### Description of the task
Send back the records in full, character for character.

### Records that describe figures
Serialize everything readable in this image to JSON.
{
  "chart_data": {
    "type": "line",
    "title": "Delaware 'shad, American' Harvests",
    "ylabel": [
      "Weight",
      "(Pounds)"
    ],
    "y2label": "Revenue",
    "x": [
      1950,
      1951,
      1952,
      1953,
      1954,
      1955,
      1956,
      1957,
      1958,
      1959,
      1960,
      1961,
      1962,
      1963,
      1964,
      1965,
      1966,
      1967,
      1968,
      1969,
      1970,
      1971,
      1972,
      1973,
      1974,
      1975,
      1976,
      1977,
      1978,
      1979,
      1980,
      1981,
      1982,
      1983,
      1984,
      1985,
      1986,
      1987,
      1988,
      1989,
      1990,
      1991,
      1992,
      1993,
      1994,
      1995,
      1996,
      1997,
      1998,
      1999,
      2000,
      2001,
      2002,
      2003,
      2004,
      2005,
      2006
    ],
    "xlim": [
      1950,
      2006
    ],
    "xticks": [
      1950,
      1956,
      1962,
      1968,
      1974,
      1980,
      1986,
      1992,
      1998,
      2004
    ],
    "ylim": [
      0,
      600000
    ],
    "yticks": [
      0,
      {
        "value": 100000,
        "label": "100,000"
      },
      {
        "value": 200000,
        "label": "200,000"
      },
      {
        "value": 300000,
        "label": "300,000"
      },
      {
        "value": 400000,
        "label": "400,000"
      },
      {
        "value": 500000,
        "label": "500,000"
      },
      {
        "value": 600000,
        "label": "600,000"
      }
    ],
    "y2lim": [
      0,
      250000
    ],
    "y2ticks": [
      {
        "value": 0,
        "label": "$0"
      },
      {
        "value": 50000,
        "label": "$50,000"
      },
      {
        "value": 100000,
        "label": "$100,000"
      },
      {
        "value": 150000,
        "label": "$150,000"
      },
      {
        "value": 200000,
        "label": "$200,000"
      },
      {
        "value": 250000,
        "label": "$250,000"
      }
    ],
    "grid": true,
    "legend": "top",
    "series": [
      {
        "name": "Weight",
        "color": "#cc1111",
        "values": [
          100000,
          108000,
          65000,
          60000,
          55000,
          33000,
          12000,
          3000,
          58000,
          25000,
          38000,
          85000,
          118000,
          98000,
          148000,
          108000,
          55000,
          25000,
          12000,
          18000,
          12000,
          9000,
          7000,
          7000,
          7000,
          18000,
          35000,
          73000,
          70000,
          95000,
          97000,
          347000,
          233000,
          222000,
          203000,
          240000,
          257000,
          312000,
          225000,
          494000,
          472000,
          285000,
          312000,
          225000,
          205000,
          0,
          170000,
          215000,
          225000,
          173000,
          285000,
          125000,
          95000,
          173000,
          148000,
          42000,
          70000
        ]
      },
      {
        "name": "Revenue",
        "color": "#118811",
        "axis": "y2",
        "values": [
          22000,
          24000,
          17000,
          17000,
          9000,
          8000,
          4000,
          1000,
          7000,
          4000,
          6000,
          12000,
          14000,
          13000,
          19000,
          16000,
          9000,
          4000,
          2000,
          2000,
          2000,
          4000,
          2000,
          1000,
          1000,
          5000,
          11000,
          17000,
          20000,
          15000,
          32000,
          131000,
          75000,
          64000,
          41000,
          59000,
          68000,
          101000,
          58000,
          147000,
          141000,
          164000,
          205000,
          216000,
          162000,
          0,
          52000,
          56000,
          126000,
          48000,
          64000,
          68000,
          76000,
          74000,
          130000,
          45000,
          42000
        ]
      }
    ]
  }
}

### Answer below
Serialize everything readable in this image to JSON.
{
  "chart_data": {
    "type": "line",
    "title": "Delaware 'shad, American' Harvests",
    "ylabel": [
      "Weight",
      "(Pounds)"
    ],
    "y2label": "Revenue",
    "x": [
      1950,
      1951,
      1952,
      1953,
      1954,
      1955,
      1956,
      1957,
      1958,
      1959,
      1960,
      1961,
      1962,
      1963,
      1964,
      1965,
      1966,
      1967,
      1968,
      1969,
      1970,
      1971,
      1972,
      1973,
      1974,
      1975,
      1976,
      1977,
      1978,
      1979,
      1980,
      1981,
      1982,
      1983,
      1984,
      1985,
      1986,
      1987,
      1988,
      1989,
      1990,
      1991,
      1992,
      1993,
      1994,
      1995,
      1996,
      1997,
      1998,
      1999,
      2000,
      2001,
      2002,
      2003,
      2004,
      2005,
      2006
    ],
    "xlim": [
      1950,
      2006
    ],
    "xticks": [
      1950,
      1956,
      1962,
      1968,
      1974,
      1980,
      1986,
      1992,
      1998,
      2004
    ],
    "ylim": [
      0,
      600000
    ],
    "yticks": [
      0,
      {
        "value": 100000,
        "label": "100,000"
      },
      {
        "value": 200000,
        "label": "200,000"
      },
      {
        "value": 300000,
        "label": "300,000"
      },
      {
        "value": 400000,
        "label": "400,000"
      },
      {
        "value": 500000,
        "label": "500,000"
      },
      {
        "value": 600000,
        "label": "600,000"
      }
    ],
    "y2lim": [
      0,
      250000
    ],
    "y2ticks": [
      {
        "value": 0,
        "label": "$0"
      },
      {
        "value": 50000,
        "label": "$50,000"
      },
      {
        "value": 100000,
        "label": "$100,000"
      },
      {
        "value": 150000,
        "label": "$150,000"
      },
      {
        "value": 200000,
        "label": "$200,000"
      },
      {
        "value": 250000,
        "label": "$250,000"
      }
    ],
    "grid": true,
    "legend": "top",
    "series": [
      {
        "name": "Weight",
        "color": "#cc1111",
        "values": [
          100000,
          108000,
          65000,
          60000,
          55000,
          33000,
          12000,
          3000,
          58000,
          25000,
          38000,
          85000,
          118000,
          98000,
          148000,
          108000,
          55000,
          25000,
          12000,
          18000,
          12000,
          9000,
          7000,
          7000,
          7000,
          18000,
          35000,
          73000,
          70000,
          95000,
          97000,
          347000,
          233000,
          222000,
          203000,
          240000,
          257000,
          312000,
          225000,
          494000,
          472000,
          285000,
          312000,
          225000,
          205000,
          0,
          170000,
          215000,
          225000,
          173000,
          285000,
          125000,
          95000,
          173000,
          148000,
          42000,
          70000
        ]
      },
      {
        "name": "Revenue",
        "color": "#118811",
        "axis": "y2",
        "values": [
          22000,
          24000,
          17000,
          17000,
          9000,
          8000,
          4000,
          1000,
          7000,
          4000,
          6000,
          12000,
          14000,
          13000,
          19000,
          16000,
          9000,
          4000,
          2000,
          2000,
          2000,
          4000,
          2000,
          1000,
          1000,
          5000,
          11000,
          17000,
          20000,
          15000,
          32000,
          131000,
          75000,
          64000,
          41000,
          59000,
          68000,
          101000,
          58000,
          147000,
          141000,
          164000,
          205000,
          216000,
          162000,
          0,
          52000,
          56000,
          126000,
          48000,
          64000,
          68000,
          76000,
          74000,
          130000,
          45000,
          42000
        ]
      }
    ]
  }
}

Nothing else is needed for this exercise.